=== Do this ===
Output an exact reproduction of the data.

--- start of Records shown ---

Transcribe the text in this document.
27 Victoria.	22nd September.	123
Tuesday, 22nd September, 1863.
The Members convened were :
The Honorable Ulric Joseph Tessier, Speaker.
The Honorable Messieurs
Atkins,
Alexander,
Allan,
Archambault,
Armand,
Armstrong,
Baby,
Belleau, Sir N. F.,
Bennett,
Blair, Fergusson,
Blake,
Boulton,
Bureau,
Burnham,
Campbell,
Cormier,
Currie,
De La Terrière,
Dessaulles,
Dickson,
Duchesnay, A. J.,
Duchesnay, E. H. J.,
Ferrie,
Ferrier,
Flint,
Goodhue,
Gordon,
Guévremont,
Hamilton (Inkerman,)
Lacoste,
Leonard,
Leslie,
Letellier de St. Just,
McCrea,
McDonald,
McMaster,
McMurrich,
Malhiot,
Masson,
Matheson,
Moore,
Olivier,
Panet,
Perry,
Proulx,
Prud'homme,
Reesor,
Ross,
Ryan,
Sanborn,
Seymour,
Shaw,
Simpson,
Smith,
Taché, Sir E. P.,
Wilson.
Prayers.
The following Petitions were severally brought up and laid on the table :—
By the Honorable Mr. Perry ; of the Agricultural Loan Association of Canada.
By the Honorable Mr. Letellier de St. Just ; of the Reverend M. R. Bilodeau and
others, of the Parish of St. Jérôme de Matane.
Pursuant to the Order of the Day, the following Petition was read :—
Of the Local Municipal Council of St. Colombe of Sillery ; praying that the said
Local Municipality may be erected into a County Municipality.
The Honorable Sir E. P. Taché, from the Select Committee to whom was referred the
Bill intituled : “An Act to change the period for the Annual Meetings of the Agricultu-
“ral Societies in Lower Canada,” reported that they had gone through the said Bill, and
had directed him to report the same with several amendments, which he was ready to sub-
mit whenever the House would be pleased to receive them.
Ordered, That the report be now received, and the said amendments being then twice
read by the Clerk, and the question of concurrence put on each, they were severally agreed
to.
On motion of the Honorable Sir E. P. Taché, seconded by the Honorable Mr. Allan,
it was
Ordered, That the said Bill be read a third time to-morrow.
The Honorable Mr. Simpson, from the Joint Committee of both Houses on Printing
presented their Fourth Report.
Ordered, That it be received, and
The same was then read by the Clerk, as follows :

--- end of Records shown ---

=== Written solution ===
Transcribe the text in this document.
27 Victoria.	22nd September.	123
Tuesday, 22nd September, 1863.
The Members convened were :
The Honorable Ulric Joseph Tessier, Speaker.
The Honorable Messieurs
Atkins,
Alexander,
Allan,
Archambault,
Armand,
Armstrong,
Baby,
Belleau, Sir N. F.,
Bennett,
Blair, Fergusson,
Blake,
Boulton,
Bureau,
Burnham,
Campbell,
Cormier,
Currie,
De La Terrière,
Dessaulles,
Dickson,
Duchesnay, A. J.,
Duchesnay, E. H. J.,
Ferrie,
Ferrier,
Flint,
Goodhue,
Gordon,
Guévremont,
Hamilton (Inkerman,)
Lacoste,
Leonard,
Leslie,
Letellier de St. Just,
McCrea,
McDonald,
McMaster,
McMurrich,
Malhiot,
Masson,
Matheson,
Moore,
Olivier,
Panet,
Perry,
Proulx,
Prud'homme,
Reesor,
Ross,
Ryan,
Sanborn,
Seymour,
Shaw,
Simpson,
Smith,
Taché, Sir E. P.,
Wilson.
Prayers.
The following Petitions were severally brought up and laid on the table :—
By the Honorable Mr. Perry ; of the Agricultural Loan Association of Canada.
By the Honorable Mr. Letellier de St. Just ; of the Reverend M. R. Bilodeau and
others, of the Parish of St. Jérôme de Matane.
Pursuant to the Order of the Day, the following Petition was read :—
Of the Local Municipal Council of St. Colombe of Sillery ; praying that the said
Local Municipality may be erected into a County Municipality.
The Honorable Sir E. P. Taché, from the Select Committee to whom was referred the
Bill intituled : “An Act to change the period for the Annual Meetings of the Agricultu-
“ral Societies in Lower Canada,” reported that they had gone through the said Bill, and
had directed him to report the same with several amendments, which he was ready to sub-
mit whenever the House would be pleased to receive them.
Ordered, That the report be now received, and the said amendments being then twice
read by the Clerk, and the question of concurrence put on each, they were severally agreed
to.
On motion of the Honorable Sir E. P. Taché, seconded by the Honorable Mr. Allan,
it was
Ordered, That the said Bill be read a third time to-morrow.
The Honorable Mr. Simpson, from the Joint Committee of both Houses on Printing
presented their Fourth Report.
Ordered, That it be received, and
The same was then read by the Clerk, as follows :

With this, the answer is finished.